╭─ Brano da leggere
Immagine CC BY 4.0 Silvio sorcini, CC BY-SA 4.0 via Wikimedia Commonss
Pienamente umano, il rapporto tra Francesco e Chiara venne tuttavia trasfigurato dalla comune tensione verso l’Eterno, verso quel Dio che avevano amato e sul quale avevano scommesso la loro vita.
La storia di Francesco e Chiara, al di là delle fantasticherie romantiche che ritenevano fossero “fidanzati” prima di intraprendere ciascuno la propria strada, semplicemente si impone da sé. Il loro fu un legame forte e libero, tenuto insieme dalla scelta comune della loro fede in Cristo e dalla sequela della Croce.
Ripercorriamo brevemente i momenti salienti del loro incontro e successivo rapporto. Quando il figlio del ricco mercante Pietro Bernardone restituì al padre i soldi e gli stessi suoi abiti, rimanendo nudo sulla piazza, Chiara, figlia di Favarone di Offreduccio, aveva circa tredici anni, ed è impensabile che tale gesto, nella sua drammaticità, sia rimasto privo di risonanze nella sua persona. Chiara ebbe modo più volte di sentir parlare di Francesco e della sua conversione. E fu a Francesco e ai suoi compagni che lavoravano con lui alla Porziuncola, che Chiara mandò del denaro affinché potessero comprarsi della carne. Fu questo il primo contatto di Chiara con Francesco e il suo gruppo. A quel primo contatto ne seguirono altri, e, furono contatti personali, dei quali sembra sia stata Chiara a prendere l’iniziativa. E fu Bona di Guelfuccio a darne testimonianza al Processo di Canonizzazione, affermando che “più volte andò con lei a parlare a Santo Francesco, andava secretamente, per non essere veduta da li parenti”. Chiara venne in pratica invitata a quel rovesciamento di valori che era stato il punto di approdo della conversione di Francesco. “il giullare di Dio” aveva abbandonato una condizione di privilegio per entrare nella condizione dei poveri, degli emarginati, dei disprezzati, di coloro che non avevano condizione alcuna.
Non aveva scelto di venire in soccorso degli ultimi; semplicemente aveva scelto di farsi uno di loro, abbracciando il dolore umano, l’emarginazione, come via prediletta per seguire le orme del suo Maestro. Da quei colloqui Chiara maturò la sua decisione, che attuò poi con una fermezza incrollabile ed un coraggio sconcertante. La sua fuga dalla casa paterna fu meditata e lungamente studiata (notte delle Palme 1212). Prendeva forma e si stabilizzava allora, da quella comune “uscita da Assisi” anche quel rapporto che legherà Chiara e Francesco sino alla morte di quest’ultimo (1226) e sopravvivrà ancora nel ricordo di Chiara per altri ventisette anni di tenace fedeltà all’intuizione religiosa di Francesco.
╰─
Consegna A – Stampa senza modifiche il tratto del brano su Francesco e Chiara che va da "Non aveva scelto" fino a "religiosa di Francesco.".
Il brano e le voci sono materiali separati, senza legami tra loro.
╭─ Dati forniti
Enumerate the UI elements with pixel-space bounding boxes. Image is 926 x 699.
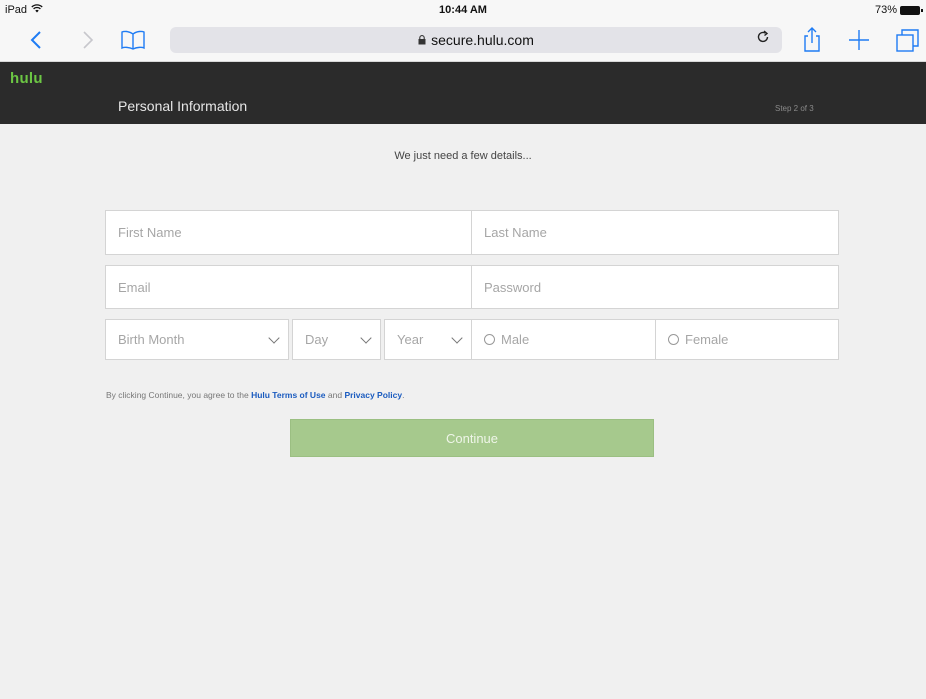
- password-field[interactable]: Password: [471, 265, 839, 309]
- page-title: Personal Information: [118, 98, 248, 114]
- battery-percent: 73%: [874, 4, 897, 16]
- first-name-field[interactable]: First Name: [105, 210, 472, 255]
- last-name-placeholder: Last Name: [484, 225, 547, 240]
- terms-text: By clicking Continue, you agree to the H…: [106, 390, 404, 400]
- browser-toolbar: secure.hulu.com: [0, 20, 926, 62]
- new-tab-icon[interactable]: [845, 24, 873, 56]
- male-option[interactable]: Male: [471, 319, 656, 360]
- female-label: Female: [685, 332, 729, 347]
- day-label: Day: [305, 332, 329, 347]
- step-indicator: Step 2 of 3: [775, 104, 814, 113]
- email-placeholder: Email: [118, 279, 151, 295]
- female-radio-icon[interactable]: [668, 334, 679, 345]
- male-radio-icon[interactable]: [484, 334, 495, 345]
- last-name-field[interactable]: Last Name: [471, 210, 839, 255]
- status-bar: iPad 10:44 AM 73%: [0, 0, 926, 20]
- chevron-down-icon: [268, 331, 280, 344]
- year-label: Year: [397, 332, 424, 347]
- bookmarks-icon[interactable]: [118, 24, 148, 56]
- password-placeholder: Password: [484, 279, 542, 295]
- share-icon[interactable]: [798, 24, 826, 56]
- forward-icon[interactable]: [76, 24, 100, 56]
- reload-icon[interactable]: [756, 30, 770, 48]
- address-bar[interactable]: secure.hulu.com: [170, 27, 782, 53]
- url-text: secure.hulu.com: [431, 32, 534, 48]
- battery-icon: [900, 5, 923, 15]
- chevron-down-icon: [451, 331, 463, 344]
- url-display[interactable]: secure.hulu.com: [170, 32, 730, 48]
- email-field[interactable]: Email: [105, 265, 472, 309]
- status-right: 73%: [874, 4, 923, 16]
- hulu-header: hulu Personal Information Step 2 of 3: [0, 62, 926, 124]
- female-option[interactable]: Female: [655, 319, 839, 360]
- status-time: 10:44 AM: [439, 4, 487, 16]
- back-icon[interactable]: [24, 24, 48, 56]
- birth-month-select[interactable]: Birth Month: [105, 319, 289, 360]
- lock-icon: [418, 32, 426, 48]
- continue-button[interactable]: Continue: [290, 419, 654, 457]
- terms-of-use-link[interactable]: Hulu Terms of Use: [251, 390, 325, 400]
- terms-suffix: .: [402, 390, 405, 400]
- privacy-policy-link[interactable]: Privacy Policy: [344, 390, 402, 400]
- year-select[interactable]: Year: [384, 319, 472, 360]
- intro-text: We just need a few details...: [394, 150, 532, 162]
- tabs-icon[interactable]: [893, 24, 923, 56]
- birth-month-label: Birth Month: [118, 332, 185, 347]
- terms-prefix: By clicking Continue, you agree to the: [106, 390, 252, 400]
- first-name-placeholder: First Name: [118, 225, 182, 240]
- day-select[interactable]: Day: [292, 319, 381, 360]
- terms-and: and: [325, 390, 345, 400]
- male-label: Male: [501, 332, 530, 347]
- chevron-down-icon: [360, 331, 372, 344]
- hulu-logo[interactable]: hulu: [10, 70, 43, 87]
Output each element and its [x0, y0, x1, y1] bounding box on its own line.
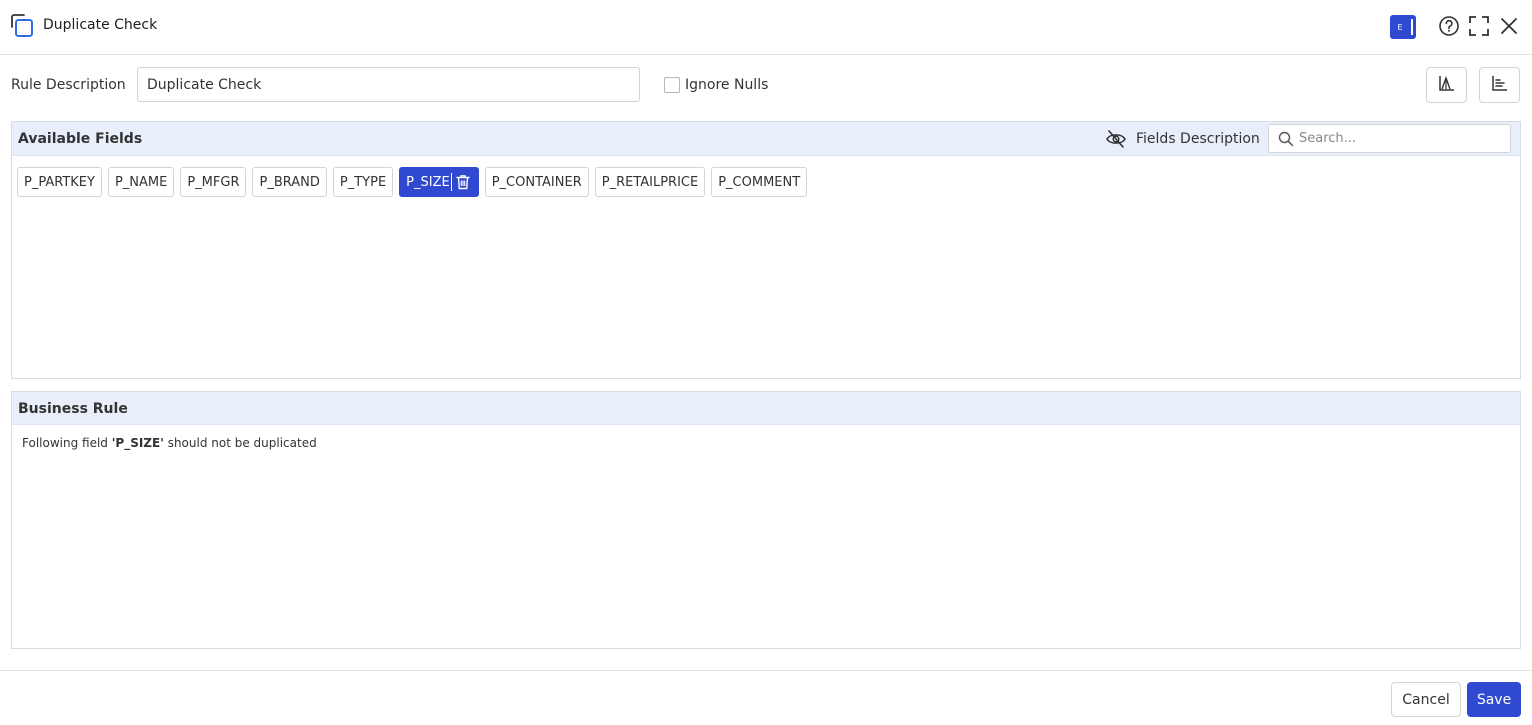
close-icon[interactable] — [1498, 15, 1520, 37]
distribution-chart-icon — [1438, 74, 1456, 96]
field-chip-p-brand[interactable]: P_BRAND — [252, 167, 327, 197]
business-rule-text: Following field 'P_SIZE' should not be d… — [22, 436, 317, 450]
ignore-nulls-label[interactable]: Ignore Nulls — [685, 77, 768, 93]
available-fields-header: Available Fields Fields Description — [12, 122, 1520, 156]
eye-off-icon[interactable] — [1105, 129, 1127, 149]
field-chip-label: P_SIZE — [406, 174, 450, 190]
field-chip-p-mfgr[interactable]: P_MFGR — [180, 167, 247, 197]
field-chip-p-size[interactable]: P_SIZE — [399, 167, 479, 197]
dialog-footer: Cancel Save — [0, 670, 1532, 725]
field-chip-p-comment[interactable]: P_COMMENT — [711, 167, 808, 197]
rule-description-input[interactable] — [137, 67, 640, 102]
business-rule-panel: Business Rule Following field 'P_SIZE' s… — [11, 391, 1521, 649]
copy-icon — [9, 13, 35, 39]
field-chip-p-name[interactable]: P_NAME — [107, 167, 175, 197]
trash-icon[interactable] — [456, 174, 470, 190]
search-input[interactable] — [1299, 125, 1504, 152]
text-cursor — [450, 173, 452, 191]
search-icon — [1278, 131, 1294, 147]
environment-badge[interactable]: E — [1390, 15, 1416, 39]
field-chip-list: P_PARTKEY P_NAME P_MFGR P_BRAND P_TYPE P… — [17, 167, 808, 197]
fields-description-label[interactable]: Fields Description — [1136, 131, 1260, 147]
rule-text-prefix: Following field — [22, 436, 112, 450]
environment-badge-label: E — [1397, 22, 1403, 32]
rule-description-label: Rule Description — [11, 77, 126, 93]
help-icon[interactable] — [1438, 15, 1460, 37]
bar-chart-button[interactable] — [1479, 67, 1520, 103]
rule-text-suffix: should not be duplicated — [163, 436, 317, 450]
cancel-button[interactable]: Cancel — [1391, 682, 1461, 717]
rule-field-name: 'P_SIZE' — [111, 436, 164, 450]
bar-chart-icon — [1491, 74, 1509, 96]
field-chip-p-partkey[interactable]: P_PARTKEY — [17, 167, 102, 197]
dialog-header: Duplicate Check E — [0, 0, 1532, 55]
business-rule-title: Business Rule — [18, 401, 128, 417]
available-fields-title: Available Fields — [18, 131, 143, 147]
ignore-nulls-checkbox[interactable] — [664, 77, 680, 93]
dialog-title: Duplicate Check — [43, 17, 158, 33]
search-field[interactable] — [1268, 124, 1511, 153]
available-fields-panel: Available Fields Fields Description P_PA… — [11, 121, 1521, 379]
field-chip-p-retailprice[interactable]: P_RETAILPRICE — [594, 167, 706, 197]
field-chip-p-type[interactable]: P_TYPE — [332, 167, 394, 197]
field-chip-p-container[interactable]: P_CONTAINER — [484, 167, 589, 197]
save-button[interactable]: Save — [1467, 682, 1521, 717]
expand-icon[interactable] — [1468, 15, 1490, 37]
business-rule-header: Business Rule — [12, 392, 1520, 425]
chart-button[interactable] — [1426, 67, 1467, 103]
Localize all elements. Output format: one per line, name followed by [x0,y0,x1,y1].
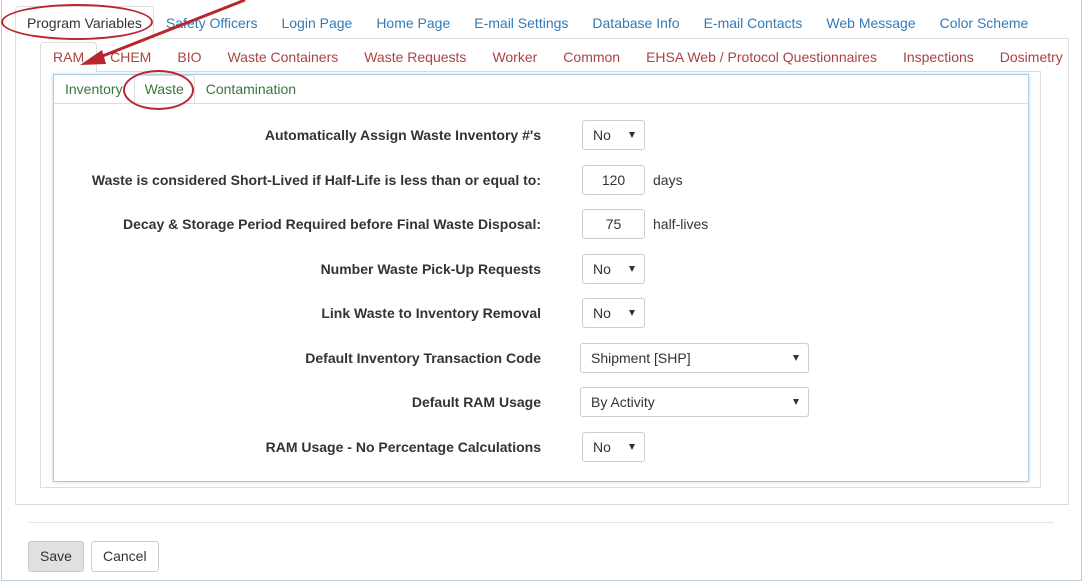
╰─
Consegna B – Conta le righe delle voci in cui compare la stringa "button", distinguendo tra maiuscole e minuscole. Scrivi soltanto il numero.

Risposta attesa A –
Non aveva scelto di venire in soccorso degli ultimi; semplicemente aveva scelto di farsi uno di loro, abbracciando il dolore umano, l’emarginazione, come via prediletta per seguire le orme del suo Maestro. Da quei colloqui Chiara maturò la sua decisione, che attuò poi con una fermezza incrollabile ed un coraggio sconcertante. La sua fuga dalla casa paterna fu meditata e lungamente studiata (notte delle Palme 1212). Prendeva forma e si stabilizzava allora, da quella comune “uscita da Assisi” anche quel rapporto che legherà Chiara e Francesco sino alla morte di quest’ultimo (1226) e sopravvivrà ancora nel ricordo di Chiara per altri ventisette anni di tenace fedeltà all’intuizione religiosa di Francesco.

Risposta attesa B – 5